YOUR OBJECTIVE:
Extract every one of the lines below, reproducing each character for character in its original order.

GIVEN DATA:
_ _ _
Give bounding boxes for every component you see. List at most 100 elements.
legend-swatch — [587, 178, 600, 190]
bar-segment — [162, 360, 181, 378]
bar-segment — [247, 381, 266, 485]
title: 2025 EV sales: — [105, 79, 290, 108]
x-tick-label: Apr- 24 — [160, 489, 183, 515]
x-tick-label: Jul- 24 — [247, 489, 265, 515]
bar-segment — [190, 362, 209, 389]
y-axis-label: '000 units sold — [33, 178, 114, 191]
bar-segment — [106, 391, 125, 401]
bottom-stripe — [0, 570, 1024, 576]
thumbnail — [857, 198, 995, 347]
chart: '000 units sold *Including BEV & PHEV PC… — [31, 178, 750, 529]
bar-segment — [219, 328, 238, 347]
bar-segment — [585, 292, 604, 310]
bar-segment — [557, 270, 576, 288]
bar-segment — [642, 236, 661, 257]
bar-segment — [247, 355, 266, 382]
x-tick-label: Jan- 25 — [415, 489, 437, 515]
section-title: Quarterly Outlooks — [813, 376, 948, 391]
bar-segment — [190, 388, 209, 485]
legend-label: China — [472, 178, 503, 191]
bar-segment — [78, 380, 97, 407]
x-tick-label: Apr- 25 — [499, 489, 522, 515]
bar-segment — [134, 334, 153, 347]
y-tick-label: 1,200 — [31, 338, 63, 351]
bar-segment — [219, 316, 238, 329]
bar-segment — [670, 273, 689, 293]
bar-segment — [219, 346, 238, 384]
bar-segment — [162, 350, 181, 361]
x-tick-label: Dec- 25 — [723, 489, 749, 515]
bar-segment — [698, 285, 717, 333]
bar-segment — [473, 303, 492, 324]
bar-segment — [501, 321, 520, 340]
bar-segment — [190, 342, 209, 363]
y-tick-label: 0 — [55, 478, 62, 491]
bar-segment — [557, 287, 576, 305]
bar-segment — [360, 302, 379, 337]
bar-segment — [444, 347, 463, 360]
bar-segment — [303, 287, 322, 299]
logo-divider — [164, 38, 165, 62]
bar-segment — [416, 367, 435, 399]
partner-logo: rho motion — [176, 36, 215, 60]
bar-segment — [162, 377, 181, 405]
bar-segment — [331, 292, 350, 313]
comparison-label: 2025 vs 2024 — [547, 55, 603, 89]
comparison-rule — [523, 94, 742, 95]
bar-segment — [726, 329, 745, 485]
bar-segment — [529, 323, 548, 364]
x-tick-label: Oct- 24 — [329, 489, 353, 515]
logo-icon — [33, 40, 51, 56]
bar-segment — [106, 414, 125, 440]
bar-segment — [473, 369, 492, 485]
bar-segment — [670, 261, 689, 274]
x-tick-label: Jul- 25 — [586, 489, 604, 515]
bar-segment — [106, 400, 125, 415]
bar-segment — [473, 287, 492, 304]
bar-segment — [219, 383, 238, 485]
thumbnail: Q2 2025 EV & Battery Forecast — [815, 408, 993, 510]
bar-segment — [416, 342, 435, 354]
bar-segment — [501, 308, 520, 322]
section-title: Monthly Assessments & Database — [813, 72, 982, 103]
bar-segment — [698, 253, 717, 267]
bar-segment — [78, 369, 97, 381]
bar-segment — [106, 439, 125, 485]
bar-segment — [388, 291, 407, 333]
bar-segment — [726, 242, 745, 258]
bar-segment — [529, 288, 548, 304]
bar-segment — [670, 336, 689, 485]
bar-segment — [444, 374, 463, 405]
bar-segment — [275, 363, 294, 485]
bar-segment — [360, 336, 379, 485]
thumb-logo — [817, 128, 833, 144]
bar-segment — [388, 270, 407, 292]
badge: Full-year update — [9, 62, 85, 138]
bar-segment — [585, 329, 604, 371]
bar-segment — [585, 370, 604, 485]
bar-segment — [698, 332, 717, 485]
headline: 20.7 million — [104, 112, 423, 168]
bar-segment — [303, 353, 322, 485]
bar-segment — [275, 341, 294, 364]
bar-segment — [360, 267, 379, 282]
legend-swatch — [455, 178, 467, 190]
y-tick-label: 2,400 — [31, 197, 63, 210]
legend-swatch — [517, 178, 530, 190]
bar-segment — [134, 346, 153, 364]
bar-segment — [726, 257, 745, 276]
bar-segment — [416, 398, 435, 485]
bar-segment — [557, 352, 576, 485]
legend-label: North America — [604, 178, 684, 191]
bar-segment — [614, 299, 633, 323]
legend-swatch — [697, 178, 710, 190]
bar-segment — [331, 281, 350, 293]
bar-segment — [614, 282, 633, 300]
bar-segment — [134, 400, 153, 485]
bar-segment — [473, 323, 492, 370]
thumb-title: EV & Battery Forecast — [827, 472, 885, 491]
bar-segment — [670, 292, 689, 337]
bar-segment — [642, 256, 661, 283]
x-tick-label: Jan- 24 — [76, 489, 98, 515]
_ _ _
FINISHED TASK:
Give bounding boxes for every component you see. List at most 100 elements.
legend-swatch — [587, 178, 600, 190]
bar-segment — [162, 360, 181, 378]
bar-segment — [247, 381, 266, 485]
title: 2025 EV sales: — [105, 79, 290, 108]
x-tick-label: Apr- 24 — [160, 489, 183, 515]
x-tick-label: Jul- 24 — [247, 489, 265, 515]
bar-segment — [190, 362, 209, 389]
y-axis-label: '000 units sold — [33, 178, 114, 191]
bar-segment — [106, 391, 125, 401]
bottom-stripe — [0, 570, 1024, 576]
thumbnail — [857, 198, 995, 347]
chart: '000 units sold *Including BEV & PHEV PC… — [31, 178, 750, 529]
bar-segment — [219, 328, 238, 347]
bar-segment — [585, 292, 604, 310]
bar-segment — [557, 270, 576, 288]
bar-segment — [642, 236, 661, 257]
bar-segment — [247, 355, 266, 382]
x-tick-label: Jan- 25 — [415, 489, 437, 515]
section-title: Quarterly Outlooks — [813, 376, 948, 391]
bar-segment — [190, 388, 209, 485]
legend-label: China — [472, 178, 503, 191]
bar-segment — [78, 380, 97, 407]
x-tick-label: Apr- 25 — [499, 489, 522, 515]
bar-segment — [134, 334, 153, 347]
y-tick-label: 1,200 — [31, 338, 63, 351]
bar-segment — [219, 316, 238, 329]
bar-segment — [670, 273, 689, 293]
bar-segment — [219, 346, 238, 384]
bar-segment — [162, 350, 181, 361]
x-tick-label: Dec- 25 — [723, 489, 749, 515]
bar-segment — [698, 285, 717, 333]
bar-segment — [473, 303, 492, 324]
bar-segment — [501, 321, 520, 340]
bar-segment — [190, 342, 209, 363]
y-tick-label: 0 — [55, 478, 62, 491]
bar-segment — [557, 287, 576, 305]
bar-segment — [360, 302, 379, 337]
bar-segment — [444, 347, 463, 360]
bar-segment — [303, 287, 322, 299]
logo-divider — [164, 38, 165, 62]
bar-segment — [416, 367, 435, 399]
partner-logo: rho motion — [176, 36, 215, 60]
bar-segment — [162, 377, 181, 405]
bar-segment — [331, 292, 350, 313]
comparison-label: 2025 vs 2024 — [547, 55, 603, 89]
comparison-rule — [523, 94, 742, 95]
bar-segment — [726, 329, 745, 485]
bar-segment — [529, 323, 548, 364]
x-tick-label: Oct- 24 — [329, 489, 353, 515]
logo-icon — [33, 40, 51, 56]
bar-segment — [106, 414, 125, 440]
bar-segment — [473, 369, 492, 485]
bar-segment — [670, 261, 689, 274]
x-tick-label: Jul- 25 — [586, 489, 604, 515]
bar-segment — [106, 400, 125, 415]
bar-segment — [473, 287, 492, 304]
bar-segment — [219, 383, 238, 485]
thumbnail: Q2 2025 EV & Battery Forecast — [815, 408, 993, 510]
bar-segment — [416, 342, 435, 354]
bar-segment — [501, 308, 520, 322]
section-title: Monthly Assessments & Database — [813, 72, 982, 103]
bar-segment — [698, 253, 717, 267]
bar-segment — [78, 369, 97, 381]
bar-segment — [106, 439, 125, 485]
bar-segment — [388, 291, 407, 333]
bar-segment — [726, 242, 745, 258]
bar-segment — [529, 288, 548, 304]
bar-segment — [670, 336, 689, 485]
bar-segment — [444, 374, 463, 405]
bar-segment — [275, 363, 294, 485]
bar-segment — [360, 336, 379, 485]
thumb-logo — [817, 128, 833, 144]
bar-segment — [388, 270, 407, 292]
badge: Full-year update — [9, 62, 85, 138]
bar-segment — [585, 329, 604, 371]
bar-segment — [585, 370, 604, 485]
bar-segment — [698, 332, 717, 485]
headline: 20.7 million — [104, 112, 423, 168]
bar-segment — [303, 353, 322, 485]
bar-segment — [275, 341, 294, 364]
bar-segment — [360, 267, 379, 282]
legend-swatch — [455, 178, 467, 190]
y-tick-label: 2,400 — [31, 197, 63, 210]
legend-swatch — [517, 178, 530, 190]
bar-segment — [134, 346, 153, 364]
bar-segment — [726, 257, 745, 276]
bar-segment — [416, 398, 435, 485]
bar-segment — [557, 352, 576, 485]
legend-label: North America — [604, 178, 684, 191]
bar-segment — [614, 299, 633, 323]
legend-swatch — [697, 178, 710, 190]
bar-segment — [331, 281, 350, 293]
bar-segment — [614, 282, 633, 300]
bar-segment — [134, 400, 153, 485]
bar-segment — [473, 323, 492, 370]
thumb-title: EV & Battery Forecast — [827, 472, 885, 491]
bar-segment — [670, 292, 689, 337]
bar-segment — [642, 256, 661, 283]
x-tick-label: Jan- 24 — [76, 489, 98, 515]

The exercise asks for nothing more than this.